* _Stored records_
************

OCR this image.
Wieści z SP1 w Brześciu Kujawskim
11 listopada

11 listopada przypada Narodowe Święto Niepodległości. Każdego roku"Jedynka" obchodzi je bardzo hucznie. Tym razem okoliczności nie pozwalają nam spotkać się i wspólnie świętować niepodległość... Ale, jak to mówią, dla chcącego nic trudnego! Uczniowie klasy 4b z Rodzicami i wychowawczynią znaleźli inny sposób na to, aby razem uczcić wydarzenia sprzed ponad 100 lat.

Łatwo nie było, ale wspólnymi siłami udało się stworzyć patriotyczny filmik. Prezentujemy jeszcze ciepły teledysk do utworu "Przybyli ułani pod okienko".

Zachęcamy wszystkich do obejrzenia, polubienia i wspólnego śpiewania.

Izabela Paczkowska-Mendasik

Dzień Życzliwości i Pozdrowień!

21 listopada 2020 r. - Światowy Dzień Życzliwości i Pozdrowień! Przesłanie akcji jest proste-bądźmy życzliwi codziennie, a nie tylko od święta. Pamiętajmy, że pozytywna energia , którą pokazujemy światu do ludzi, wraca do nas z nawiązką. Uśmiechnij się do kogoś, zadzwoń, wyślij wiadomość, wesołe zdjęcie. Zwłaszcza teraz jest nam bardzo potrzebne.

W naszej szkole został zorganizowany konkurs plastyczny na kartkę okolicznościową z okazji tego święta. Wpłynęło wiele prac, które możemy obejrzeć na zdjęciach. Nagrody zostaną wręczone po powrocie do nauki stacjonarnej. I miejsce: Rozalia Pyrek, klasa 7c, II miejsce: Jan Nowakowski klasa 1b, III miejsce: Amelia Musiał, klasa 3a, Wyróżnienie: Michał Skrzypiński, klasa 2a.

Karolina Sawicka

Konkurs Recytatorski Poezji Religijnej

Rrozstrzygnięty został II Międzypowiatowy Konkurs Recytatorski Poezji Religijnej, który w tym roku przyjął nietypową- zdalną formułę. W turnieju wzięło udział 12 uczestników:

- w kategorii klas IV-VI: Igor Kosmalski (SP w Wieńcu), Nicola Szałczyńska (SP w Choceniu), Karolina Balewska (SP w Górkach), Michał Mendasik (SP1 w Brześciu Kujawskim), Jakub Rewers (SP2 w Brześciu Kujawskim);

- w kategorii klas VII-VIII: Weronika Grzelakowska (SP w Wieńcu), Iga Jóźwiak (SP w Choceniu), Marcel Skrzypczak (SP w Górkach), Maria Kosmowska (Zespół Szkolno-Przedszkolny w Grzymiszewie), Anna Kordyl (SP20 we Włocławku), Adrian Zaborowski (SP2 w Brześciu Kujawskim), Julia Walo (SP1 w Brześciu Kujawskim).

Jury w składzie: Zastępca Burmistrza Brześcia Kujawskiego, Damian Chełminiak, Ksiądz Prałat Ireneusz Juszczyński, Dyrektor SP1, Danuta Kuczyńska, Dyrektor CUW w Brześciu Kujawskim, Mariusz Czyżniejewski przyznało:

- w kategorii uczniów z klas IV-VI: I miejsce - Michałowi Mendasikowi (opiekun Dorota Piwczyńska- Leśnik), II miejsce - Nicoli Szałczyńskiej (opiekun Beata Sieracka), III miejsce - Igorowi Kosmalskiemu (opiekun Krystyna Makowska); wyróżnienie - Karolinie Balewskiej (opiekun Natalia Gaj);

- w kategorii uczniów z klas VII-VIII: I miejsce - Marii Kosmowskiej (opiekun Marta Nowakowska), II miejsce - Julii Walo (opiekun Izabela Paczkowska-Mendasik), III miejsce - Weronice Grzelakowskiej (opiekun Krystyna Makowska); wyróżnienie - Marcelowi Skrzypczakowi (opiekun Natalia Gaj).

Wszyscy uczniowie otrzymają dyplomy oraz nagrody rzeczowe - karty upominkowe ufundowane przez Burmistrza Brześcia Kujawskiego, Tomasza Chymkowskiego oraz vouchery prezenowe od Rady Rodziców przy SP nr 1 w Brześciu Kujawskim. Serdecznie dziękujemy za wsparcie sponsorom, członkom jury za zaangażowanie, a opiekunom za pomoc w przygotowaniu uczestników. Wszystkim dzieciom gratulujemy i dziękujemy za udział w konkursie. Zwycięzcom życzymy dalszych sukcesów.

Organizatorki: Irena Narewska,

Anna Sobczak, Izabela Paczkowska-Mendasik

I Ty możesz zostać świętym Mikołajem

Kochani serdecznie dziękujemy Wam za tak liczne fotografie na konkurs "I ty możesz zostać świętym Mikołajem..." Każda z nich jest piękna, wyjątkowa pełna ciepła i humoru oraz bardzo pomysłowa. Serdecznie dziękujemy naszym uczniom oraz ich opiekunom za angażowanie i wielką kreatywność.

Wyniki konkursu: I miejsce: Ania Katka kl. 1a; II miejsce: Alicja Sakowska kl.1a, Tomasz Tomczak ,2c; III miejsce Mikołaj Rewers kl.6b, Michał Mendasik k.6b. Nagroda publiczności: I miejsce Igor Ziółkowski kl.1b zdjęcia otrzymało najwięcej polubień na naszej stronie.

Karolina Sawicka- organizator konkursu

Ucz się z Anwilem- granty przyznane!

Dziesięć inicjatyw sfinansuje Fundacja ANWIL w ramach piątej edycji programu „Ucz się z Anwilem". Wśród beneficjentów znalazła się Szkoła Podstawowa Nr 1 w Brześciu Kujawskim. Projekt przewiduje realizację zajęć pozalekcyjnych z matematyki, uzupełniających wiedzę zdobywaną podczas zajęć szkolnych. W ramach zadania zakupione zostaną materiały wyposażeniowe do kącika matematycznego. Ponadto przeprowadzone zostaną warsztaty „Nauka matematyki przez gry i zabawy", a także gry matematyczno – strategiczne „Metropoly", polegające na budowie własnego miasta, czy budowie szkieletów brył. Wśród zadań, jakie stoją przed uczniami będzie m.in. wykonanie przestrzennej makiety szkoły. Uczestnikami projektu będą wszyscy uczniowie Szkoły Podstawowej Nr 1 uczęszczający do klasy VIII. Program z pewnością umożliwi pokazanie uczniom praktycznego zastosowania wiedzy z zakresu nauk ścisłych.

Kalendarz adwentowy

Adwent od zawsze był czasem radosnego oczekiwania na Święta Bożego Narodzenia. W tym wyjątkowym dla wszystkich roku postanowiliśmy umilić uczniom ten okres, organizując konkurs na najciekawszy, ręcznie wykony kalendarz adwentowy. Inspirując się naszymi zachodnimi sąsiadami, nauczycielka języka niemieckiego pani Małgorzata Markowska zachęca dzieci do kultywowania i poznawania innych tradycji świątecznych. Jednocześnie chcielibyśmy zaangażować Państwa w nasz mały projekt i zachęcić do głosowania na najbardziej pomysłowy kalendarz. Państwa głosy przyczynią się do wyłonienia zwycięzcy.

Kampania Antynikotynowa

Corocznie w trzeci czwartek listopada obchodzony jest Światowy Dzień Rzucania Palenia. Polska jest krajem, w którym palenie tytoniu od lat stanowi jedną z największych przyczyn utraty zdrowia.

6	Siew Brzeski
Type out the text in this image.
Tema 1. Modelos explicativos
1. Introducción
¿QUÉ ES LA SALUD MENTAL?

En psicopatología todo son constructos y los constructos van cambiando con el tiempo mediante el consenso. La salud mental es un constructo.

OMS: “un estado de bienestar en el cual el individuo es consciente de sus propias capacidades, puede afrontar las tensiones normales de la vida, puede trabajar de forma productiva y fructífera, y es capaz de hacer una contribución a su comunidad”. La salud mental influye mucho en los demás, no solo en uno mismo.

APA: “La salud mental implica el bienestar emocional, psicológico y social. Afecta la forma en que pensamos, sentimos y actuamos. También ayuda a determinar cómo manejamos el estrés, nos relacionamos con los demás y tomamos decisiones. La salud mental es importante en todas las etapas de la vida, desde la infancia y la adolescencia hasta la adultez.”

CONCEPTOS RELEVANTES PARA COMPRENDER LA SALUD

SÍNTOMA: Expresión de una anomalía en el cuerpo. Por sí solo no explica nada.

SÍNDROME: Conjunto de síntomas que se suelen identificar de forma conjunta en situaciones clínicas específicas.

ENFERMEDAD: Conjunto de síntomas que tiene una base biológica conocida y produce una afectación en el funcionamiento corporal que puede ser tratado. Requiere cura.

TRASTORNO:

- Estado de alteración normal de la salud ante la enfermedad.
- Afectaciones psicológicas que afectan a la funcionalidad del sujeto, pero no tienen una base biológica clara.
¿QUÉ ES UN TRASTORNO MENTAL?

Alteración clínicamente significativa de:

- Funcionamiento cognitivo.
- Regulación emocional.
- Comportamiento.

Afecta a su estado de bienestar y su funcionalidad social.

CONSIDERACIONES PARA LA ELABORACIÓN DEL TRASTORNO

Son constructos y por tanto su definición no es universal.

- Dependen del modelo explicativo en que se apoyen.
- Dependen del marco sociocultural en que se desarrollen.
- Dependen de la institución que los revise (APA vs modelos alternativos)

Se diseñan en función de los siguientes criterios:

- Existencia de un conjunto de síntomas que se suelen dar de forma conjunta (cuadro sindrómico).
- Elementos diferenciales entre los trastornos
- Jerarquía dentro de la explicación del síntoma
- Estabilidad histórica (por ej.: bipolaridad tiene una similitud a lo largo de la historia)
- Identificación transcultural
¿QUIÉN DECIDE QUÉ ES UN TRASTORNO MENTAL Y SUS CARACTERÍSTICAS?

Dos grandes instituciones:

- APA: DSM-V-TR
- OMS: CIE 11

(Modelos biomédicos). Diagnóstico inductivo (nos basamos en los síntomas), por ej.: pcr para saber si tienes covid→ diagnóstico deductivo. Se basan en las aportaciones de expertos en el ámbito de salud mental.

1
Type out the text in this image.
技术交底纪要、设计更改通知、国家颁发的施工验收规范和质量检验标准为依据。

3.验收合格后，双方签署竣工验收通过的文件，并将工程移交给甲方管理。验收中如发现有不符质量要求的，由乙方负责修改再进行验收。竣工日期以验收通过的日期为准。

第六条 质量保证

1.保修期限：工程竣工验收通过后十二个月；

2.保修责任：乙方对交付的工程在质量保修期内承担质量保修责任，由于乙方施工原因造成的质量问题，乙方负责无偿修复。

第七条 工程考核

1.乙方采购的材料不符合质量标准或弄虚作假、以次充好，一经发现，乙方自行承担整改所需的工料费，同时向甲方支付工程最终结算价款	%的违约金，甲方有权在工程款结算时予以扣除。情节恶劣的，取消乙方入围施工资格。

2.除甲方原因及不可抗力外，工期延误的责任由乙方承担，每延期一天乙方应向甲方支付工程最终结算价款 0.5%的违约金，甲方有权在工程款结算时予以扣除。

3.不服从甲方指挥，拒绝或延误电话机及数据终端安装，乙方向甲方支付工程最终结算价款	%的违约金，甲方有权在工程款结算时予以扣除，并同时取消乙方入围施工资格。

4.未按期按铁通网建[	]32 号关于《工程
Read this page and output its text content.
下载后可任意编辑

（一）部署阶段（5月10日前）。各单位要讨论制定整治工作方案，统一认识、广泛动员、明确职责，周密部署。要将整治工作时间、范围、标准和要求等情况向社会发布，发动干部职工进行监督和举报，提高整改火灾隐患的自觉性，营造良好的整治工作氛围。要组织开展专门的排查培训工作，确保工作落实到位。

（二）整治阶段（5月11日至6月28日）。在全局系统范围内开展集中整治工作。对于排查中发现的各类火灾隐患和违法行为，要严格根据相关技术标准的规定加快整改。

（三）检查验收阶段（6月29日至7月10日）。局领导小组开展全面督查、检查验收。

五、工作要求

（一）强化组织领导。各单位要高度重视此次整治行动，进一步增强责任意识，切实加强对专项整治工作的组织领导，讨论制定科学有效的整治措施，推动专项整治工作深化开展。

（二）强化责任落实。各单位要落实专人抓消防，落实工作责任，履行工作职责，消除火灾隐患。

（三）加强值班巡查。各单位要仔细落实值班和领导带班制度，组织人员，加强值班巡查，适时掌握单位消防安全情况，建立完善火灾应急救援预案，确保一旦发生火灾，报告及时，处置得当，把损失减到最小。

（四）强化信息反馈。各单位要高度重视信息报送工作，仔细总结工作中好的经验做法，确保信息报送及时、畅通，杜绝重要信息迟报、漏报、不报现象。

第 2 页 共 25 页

************

* _Short problem_
Search the records for the string "forma" and return every line in which it occurs.

* _Answer for this exercise_
OMS: “un estado de bienestar en el cual el individuo es consciente de sus propias capacidades, puede afrontar las tensiones normales de la vida, puede trabajar de forma productiva y fructífera, y es capaz de hacer una contribución a su comunidad”. La salud mental influye mucho en los demás, no solo en uno mismo.
APA: “La salud mental implica el bienestar emocional, psicológico y social. Afecta la forma en que pensamos, sentimos y actuamos. También ayuda a determinar cómo manejamos el estrés, nos relacionamos con los demás y tomamos decisiones. La salud mental es importante en todas las etapas de la vida, desde la infancia y la adolescencia hasta la adultez.”
SÍNDROME: Conjunto de síntomas que se suelen identificar de forma conjunta en situaciones clínicas específicas.
- Existencia de un conjunto de síntomas que se suelen dar de forma conjunta (cuadro sindrómico).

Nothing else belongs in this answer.